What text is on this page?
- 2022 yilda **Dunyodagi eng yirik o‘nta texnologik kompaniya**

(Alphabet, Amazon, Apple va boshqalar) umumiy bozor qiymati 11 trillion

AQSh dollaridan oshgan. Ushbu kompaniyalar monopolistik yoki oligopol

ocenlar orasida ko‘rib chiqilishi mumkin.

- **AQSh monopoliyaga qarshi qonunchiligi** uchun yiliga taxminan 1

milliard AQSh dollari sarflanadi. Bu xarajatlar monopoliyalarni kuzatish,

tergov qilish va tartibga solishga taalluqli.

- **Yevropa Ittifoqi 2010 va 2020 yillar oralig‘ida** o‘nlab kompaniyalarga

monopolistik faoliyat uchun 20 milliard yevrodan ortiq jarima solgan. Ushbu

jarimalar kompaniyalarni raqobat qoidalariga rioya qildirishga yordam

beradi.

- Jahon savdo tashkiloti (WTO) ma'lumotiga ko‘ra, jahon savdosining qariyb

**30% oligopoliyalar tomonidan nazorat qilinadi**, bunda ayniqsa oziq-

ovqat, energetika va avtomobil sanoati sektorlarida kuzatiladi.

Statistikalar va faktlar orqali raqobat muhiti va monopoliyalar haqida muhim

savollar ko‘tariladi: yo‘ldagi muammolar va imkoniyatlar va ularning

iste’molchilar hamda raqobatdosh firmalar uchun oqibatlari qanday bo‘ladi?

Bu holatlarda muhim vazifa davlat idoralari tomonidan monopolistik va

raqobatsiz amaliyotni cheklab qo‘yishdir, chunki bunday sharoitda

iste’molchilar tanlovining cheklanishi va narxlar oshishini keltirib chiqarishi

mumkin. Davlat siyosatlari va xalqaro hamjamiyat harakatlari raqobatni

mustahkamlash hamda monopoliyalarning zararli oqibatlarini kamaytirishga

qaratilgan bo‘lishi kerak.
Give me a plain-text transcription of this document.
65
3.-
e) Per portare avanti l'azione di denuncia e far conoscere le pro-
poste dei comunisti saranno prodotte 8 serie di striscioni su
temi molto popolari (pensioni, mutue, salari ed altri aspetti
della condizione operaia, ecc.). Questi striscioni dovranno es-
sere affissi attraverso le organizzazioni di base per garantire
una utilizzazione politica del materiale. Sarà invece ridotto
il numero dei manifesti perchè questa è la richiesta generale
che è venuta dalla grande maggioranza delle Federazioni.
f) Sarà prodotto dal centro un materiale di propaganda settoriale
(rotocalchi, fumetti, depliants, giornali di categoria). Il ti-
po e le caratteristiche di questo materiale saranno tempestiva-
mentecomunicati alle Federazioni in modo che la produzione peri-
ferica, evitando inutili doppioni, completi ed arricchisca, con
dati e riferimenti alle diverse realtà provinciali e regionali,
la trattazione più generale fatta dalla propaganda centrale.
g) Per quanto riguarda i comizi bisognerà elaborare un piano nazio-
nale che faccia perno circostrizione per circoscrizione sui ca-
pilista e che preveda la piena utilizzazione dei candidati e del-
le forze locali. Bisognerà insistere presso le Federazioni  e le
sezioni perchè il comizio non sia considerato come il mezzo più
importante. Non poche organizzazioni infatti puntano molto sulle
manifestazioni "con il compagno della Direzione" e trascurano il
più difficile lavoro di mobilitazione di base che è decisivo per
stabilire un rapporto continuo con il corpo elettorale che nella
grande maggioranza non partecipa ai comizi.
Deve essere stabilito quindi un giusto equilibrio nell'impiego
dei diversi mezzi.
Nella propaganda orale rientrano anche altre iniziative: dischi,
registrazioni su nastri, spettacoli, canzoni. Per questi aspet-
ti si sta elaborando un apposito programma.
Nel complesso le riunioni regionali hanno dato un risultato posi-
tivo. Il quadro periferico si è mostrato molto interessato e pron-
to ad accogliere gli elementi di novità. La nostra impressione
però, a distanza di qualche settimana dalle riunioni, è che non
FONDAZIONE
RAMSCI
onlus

------------------------------------

### Set task
Find the word "molto" and list each line it appears in.

### Correct result
temi molto popolari (pensioni, mutue, salari ed altri aspetti
importante. Non poche organizzazioni infatti puntano molto sulle
tivo. Il quadro periferico si è mostrato molto interessato e pron-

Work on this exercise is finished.